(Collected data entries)
________

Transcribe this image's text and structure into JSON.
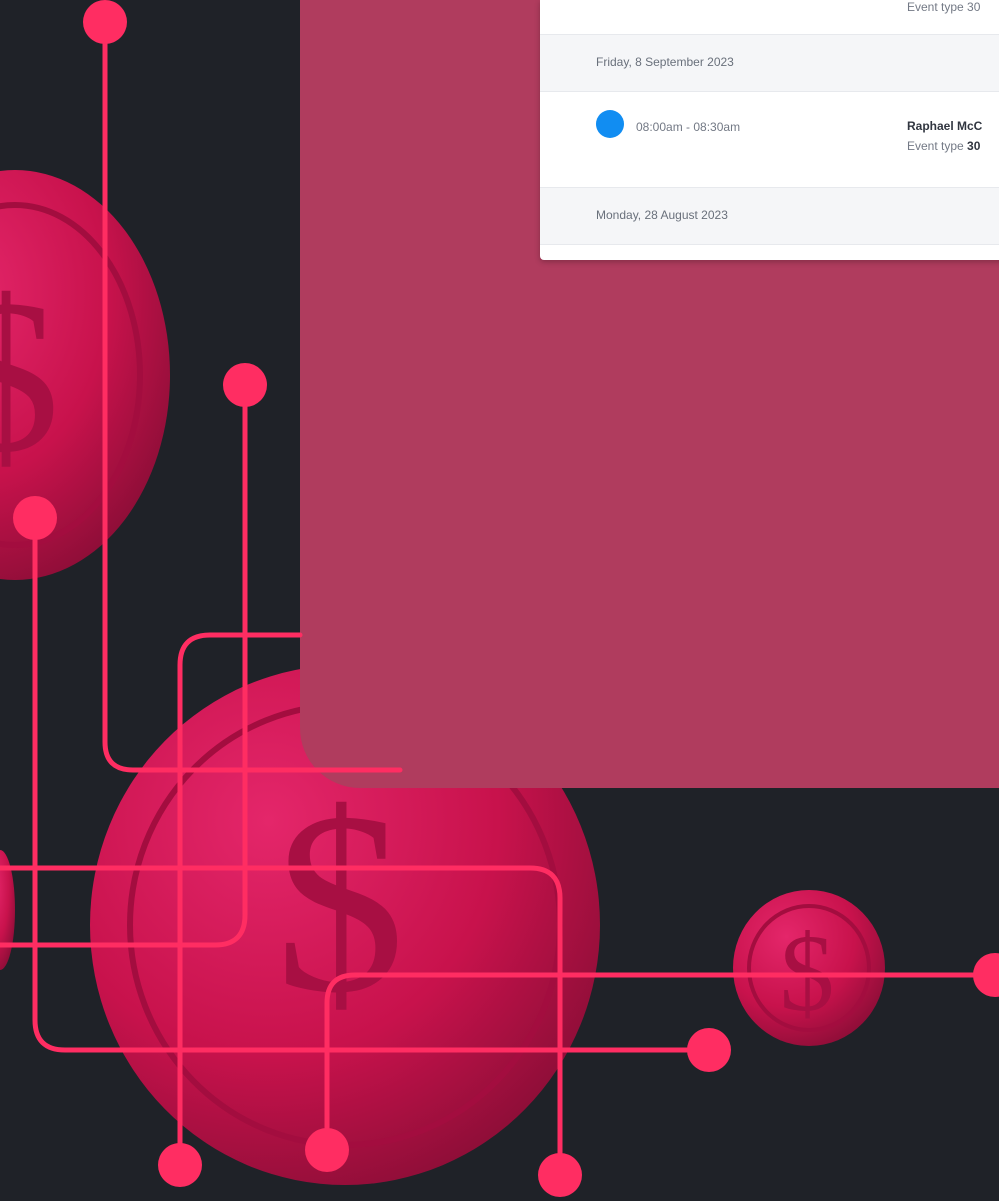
{
  "calendar": {
    "top_fragment": "Event type 30",
    "groups": [
      {
        "date": "Friday, 8 September 2023",
        "event": {
          "time": "08:00am - 08:30am",
          "name": "Raphael McC",
          "type_label": "Event type",
          "type_value": "30"
        }
      },
      {
        "date": "Monday, 28 August 2023"
      }
    ]
  },
  "colors": {
    "background": "#1f2228",
    "panel": "#b03c5e",
    "coin": "#c8124c",
    "circuit": "#ff2d62",
    "event_dot": "#118df2"
  },
  "icons": {
    "coin": "dollar-coin-icon",
    "event_marker": "blue-dot-icon"
  }
}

________

# What you are asked to do
The material above holds pictures; copy everything else in it exactly.

# Full response
Transcribe this image's text and structure into JSON.
{
  "calendar": {
    "top_fragment": "Event type 30",
    "groups": [
      {
        "date": "Friday, 8 September 2023",
        "event": {
          "time": "08:00am - 08:30am",
          "name": "Raphael McC",
          "type_label": "Event type",
          "type_value": "30"
        }
      },
      {
        "date": "Monday, 28 August 2023"
      }
    ]
  },
  "colors": {
    "background": "#1f2228",
    "panel": "#b03c5e",
    "coin": "#c8124c",
    "circuit": "#ff2d62",
    "event_dot": "#118df2"
  },
  "icons": {
    "coin": "dollar-coin-icon",
    "event_marker": "blue-dot-icon"
  }
}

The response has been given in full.